▶ Set exercise
Present every row below as a numbered list, leaving out any blank lines.

Element and coordinate records
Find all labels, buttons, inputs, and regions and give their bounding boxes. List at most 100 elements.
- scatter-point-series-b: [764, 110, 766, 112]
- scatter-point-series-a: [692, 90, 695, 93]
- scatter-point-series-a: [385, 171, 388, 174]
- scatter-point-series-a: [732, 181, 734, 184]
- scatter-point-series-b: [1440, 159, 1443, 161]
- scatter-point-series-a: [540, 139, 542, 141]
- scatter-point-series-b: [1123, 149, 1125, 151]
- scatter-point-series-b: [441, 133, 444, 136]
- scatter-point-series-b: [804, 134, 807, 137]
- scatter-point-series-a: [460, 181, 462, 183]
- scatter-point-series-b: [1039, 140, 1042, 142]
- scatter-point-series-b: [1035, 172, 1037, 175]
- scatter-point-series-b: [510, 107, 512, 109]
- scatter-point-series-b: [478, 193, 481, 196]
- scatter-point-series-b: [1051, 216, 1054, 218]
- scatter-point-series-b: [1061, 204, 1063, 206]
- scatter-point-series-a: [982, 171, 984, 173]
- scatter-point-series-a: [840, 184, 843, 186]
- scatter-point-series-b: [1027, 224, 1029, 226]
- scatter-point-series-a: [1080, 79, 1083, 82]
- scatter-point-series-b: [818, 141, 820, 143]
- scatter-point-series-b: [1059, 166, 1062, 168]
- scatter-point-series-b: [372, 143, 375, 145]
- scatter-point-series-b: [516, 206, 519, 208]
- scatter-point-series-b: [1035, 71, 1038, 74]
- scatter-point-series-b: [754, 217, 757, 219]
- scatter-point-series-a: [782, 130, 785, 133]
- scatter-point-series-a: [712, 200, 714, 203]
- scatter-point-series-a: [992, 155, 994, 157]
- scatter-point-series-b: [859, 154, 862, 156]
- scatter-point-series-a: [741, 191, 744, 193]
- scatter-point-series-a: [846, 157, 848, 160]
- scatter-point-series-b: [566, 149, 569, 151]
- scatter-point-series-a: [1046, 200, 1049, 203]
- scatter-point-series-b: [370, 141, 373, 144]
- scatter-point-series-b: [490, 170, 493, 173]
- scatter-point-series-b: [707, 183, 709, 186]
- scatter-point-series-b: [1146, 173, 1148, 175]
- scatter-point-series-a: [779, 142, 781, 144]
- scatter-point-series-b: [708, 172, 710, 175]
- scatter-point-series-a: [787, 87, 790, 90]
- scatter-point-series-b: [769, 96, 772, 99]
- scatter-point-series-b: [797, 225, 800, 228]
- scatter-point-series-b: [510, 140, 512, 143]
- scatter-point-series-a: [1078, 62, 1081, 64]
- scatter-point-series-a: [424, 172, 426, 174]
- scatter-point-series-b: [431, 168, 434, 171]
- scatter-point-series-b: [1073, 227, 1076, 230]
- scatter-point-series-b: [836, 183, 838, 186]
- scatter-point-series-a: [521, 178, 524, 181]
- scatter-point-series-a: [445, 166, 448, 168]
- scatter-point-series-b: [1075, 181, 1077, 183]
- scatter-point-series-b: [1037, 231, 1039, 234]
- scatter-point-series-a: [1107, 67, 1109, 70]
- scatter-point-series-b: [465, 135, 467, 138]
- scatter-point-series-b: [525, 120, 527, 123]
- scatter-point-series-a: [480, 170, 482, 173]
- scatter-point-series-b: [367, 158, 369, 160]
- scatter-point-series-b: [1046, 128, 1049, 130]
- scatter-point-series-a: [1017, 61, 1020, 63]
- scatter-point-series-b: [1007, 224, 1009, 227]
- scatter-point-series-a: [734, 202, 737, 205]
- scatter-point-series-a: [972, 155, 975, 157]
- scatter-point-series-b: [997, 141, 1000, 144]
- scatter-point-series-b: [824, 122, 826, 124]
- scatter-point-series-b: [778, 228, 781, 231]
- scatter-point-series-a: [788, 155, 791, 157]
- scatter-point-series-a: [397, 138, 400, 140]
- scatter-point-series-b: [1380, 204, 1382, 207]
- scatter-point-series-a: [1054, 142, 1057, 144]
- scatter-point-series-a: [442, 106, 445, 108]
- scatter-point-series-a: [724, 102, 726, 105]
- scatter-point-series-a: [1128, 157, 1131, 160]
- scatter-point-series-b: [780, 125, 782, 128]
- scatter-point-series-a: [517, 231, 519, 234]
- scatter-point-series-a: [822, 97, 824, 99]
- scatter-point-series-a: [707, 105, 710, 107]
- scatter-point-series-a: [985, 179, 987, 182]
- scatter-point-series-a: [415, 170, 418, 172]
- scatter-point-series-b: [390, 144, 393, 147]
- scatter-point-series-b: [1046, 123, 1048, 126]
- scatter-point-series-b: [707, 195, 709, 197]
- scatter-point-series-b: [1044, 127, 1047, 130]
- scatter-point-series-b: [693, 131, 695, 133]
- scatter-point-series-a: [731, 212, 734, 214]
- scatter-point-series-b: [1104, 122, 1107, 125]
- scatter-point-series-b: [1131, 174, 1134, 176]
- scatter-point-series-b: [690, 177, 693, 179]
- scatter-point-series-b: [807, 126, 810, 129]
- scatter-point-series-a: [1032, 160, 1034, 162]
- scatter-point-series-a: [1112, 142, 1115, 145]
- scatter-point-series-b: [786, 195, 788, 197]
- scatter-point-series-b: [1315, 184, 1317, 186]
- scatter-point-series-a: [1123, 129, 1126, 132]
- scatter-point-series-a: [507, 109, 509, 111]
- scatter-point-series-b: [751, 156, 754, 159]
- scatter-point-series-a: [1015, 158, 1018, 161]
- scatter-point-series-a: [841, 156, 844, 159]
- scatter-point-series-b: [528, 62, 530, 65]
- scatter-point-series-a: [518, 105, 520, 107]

▶ Answer for the task
1. Find all labels, buttons, inputs, and regions and give their bounding boxes. List at most 100 elements.
2. - scatter-point-series-b: [764, 110, 766, 112]
3. - scatter-point-series-a: [692, 90, 695, 93]
4. - scatter-point-series-a: [385, 171, 388, 174]
5. - scatter-point-series-a: [732, 181, 734, 184]
6. - scatter-point-series-b: [1440, 159, 1443, 161]
7. - scatter-point-series-a: [540, 139, 542, 141]
8. - scatter-point-series-b: [1123, 149, 1125, 151]
9. - scatter-point-series-b: [441, 133, 444, 136]
10. - scatter-point-series-b: [804, 134, 807, 137]
11. - scatter-point-series-a: [460, 181, 462, 183]
12. - scatter-point-series-b: [1039, 140, 1042, 142]
13. - scatter-point-series-b: [1035, 172, 1037, 175]
14. - scatter-point-series-b: [510, 107, 512, 109]
15. - scatter-point-series-b: [478, 193, 481, 196]
16. - scatter-point-series-b: [1051, 216, 1054, 218]
17. - scatter-point-series-b: [1061, 204, 1063, 206]
18. - scatter-point-series-a: [982, 171, 984, 173]
19. - scatter-point-series-a: [840, 184, 843, 186]
20. - scatter-point-series-b: [1027, 224, 1029, 226]
21. - scatter-point-series-a: [1080, 79, 1083, 82]
22. - scatter-point-series-b: [818, 141, 820, 143]
23. - scatter-point-series-b: [1059, 166, 1062, 168]
24. - scatter-point-series-b: [372, 143, 375, 145]
25. - scatter-point-series-b: [516, 206, 519, 208]
26. - scatter-point-series-b: [1035, 71, 1038, 74]
27. - scatter-point-series-b: [754, 217, 757, 219]
28. - scatter-point-series-a: [782, 130, 785, 133]
29. - scatter-point-series-a: [712, 200, 714, 203]
30. - scatter-point-series-a: [992, 155, 994, 157]
31. - scatter-point-series-b: [859, 154, 862, 156]
32. - scatter-point-series-a: [741, 191, 744, 193]
33. - scatter-point-series-a: [846, 157, 848, 160]
34. - scatter-point-series-b: [566, 149, 569, 151]
35. - scatter-point-series-a: [1046, 200, 1049, 203]
36. - scatter-point-series-b: [370, 141, 373, 144]
37. - scatter-point-series-b: [490, 170, 493, 173]
38. - scatter-point-series-b: [707, 183, 709, 186]
39. - scatter-point-series-b: [1146, 173, 1148, 175]
40. - scatter-point-series-a: [779, 142, 781, 144]
41. - scatter-point-series-b: [708, 172, 710, 175]
42. - scatter-point-series-a: [787, 87, 790, 90]
43. - scatter-point-series-b: [769, 96, 772, 99]
44. - scatter-point-series-b: [797, 225, 800, 228]
45. - scatter-point-series-b: [510, 140, 512, 143]
46. - scatter-point-series-a: [1078, 62, 1081, 64]
47. - scatter-point-series-a: [424, 172, 426, 174]
48. - scatter-point-series-b: [431, 168, 434, 171]
49. - scatter-point-series-b: [1073, 227, 1076, 230]
50. - scatter-point-series-b: [836, 183, 838, 186]
51. - scatter-point-series-a: [521, 178, 524, 181]
52. - scatter-point-series-a: [445, 166, 448, 168]
53. - scatter-point-series-b: [1075, 181, 1077, 183]
54. - scatter-point-series-b: [1037, 231, 1039, 234]
55. - scatter-point-series-a: [1107, 67, 1109, 70]
56. - scatter-point-series-b: [465, 135, 467, 138]
57. - scatter-point-series-b: [525, 120, 527, 123]
58. - scatter-point-series-a: [480, 170, 482, 173]
59. - scatter-point-series-b: [367, 158, 369, 160]
60. - scatter-point-series-b: [1046, 128, 1049, 130]
61. - scatter-point-series-a: [1017, 61, 1020, 63]
62. - scatter-point-series-b: [1007, 224, 1009, 227]
63. - scatter-point-series-a: [734, 202, 737, 205]
64. - scatter-point-series-a: [972, 155, 975, 157]
65. - scatter-point-series-b: [997, 141, 1000, 144]
66. - scatter-point-series-b: [824, 122, 826, 124]
67. - scatter-point-series-b: [778, 228, 781, 231]
68. - scatter-point-series-a: [788, 155, 791, 157]
69. - scatter-point-series-a: [397, 138, 400, 140]
70. - scatter-point-series-b: [1380, 204, 1382, 207]
71. - scatter-point-series-a: [1054, 142, 1057, 144]
72. - scatter-point-series-a: [442, 106, 445, 108]
73. - scatter-point-series-a: [724, 102, 726, 105]
74. - scatter-point-series-a: [1128, 157, 1131, 160]
75. - scatter-point-series-b: [780, 125, 782, 128]
76. - scatter-point-series-a: [517, 231, 519, 234]
77. - scatter-point-series-a: [822, 97, 824, 99]
78. - scatter-point-series-a: [707, 105, 710, 107]
79. - scatter-point-series-a: [985, 179, 987, 182]
80. - scatter-point-series-a: [415, 170, 418, 172]
81. - scatter-point-series-b: [390, 144, 393, 147]
82. - scatter-point-series-b: [1046, 123, 1048, 126]
83. - scatter-point-series-b: [707, 195, 709, 197]
84. - scatter-point-series-b: [1044, 127, 1047, 130]
85. - scatter-point-series-b: [693, 131, 695, 133]
86. - scatter-point-series-a: [731, 212, 734, 214]
87. - scatter-point-series-b: [1104, 122, 1107, 125]
88. - scatter-point-series-b: [1131, 174, 1134, 176]
89. - scatter-point-series-b: [690, 177, 693, 179]
90. - scatter-point-series-b: [807, 126, 810, 129]
91. - scatter-point-series-a: [1032, 160, 1034, 162]
92. - scatter-point-series-a: [1112, 142, 1115, 145]
93. - scatter-point-series-b: [786, 195, 788, 197]
94. - scatter-point-series-b: [1315, 184, 1317, 186]
95. - scatter-point-series-a: [1123, 129, 1126, 132]
96. - scatter-point-series-a: [507, 109, 509, 111]
97. - scatter-point-series-b: [751, 156, 754, 159]
98. - scatter-point-series-a: [1015, 158, 1018, 161]
99. - scatter-point-series-a: [841, 156, 844, 159]
100. - scatter-point-series-b: [528, 62, 530, 65]
101. - scatter-point-series-a: [518, 105, 520, 107]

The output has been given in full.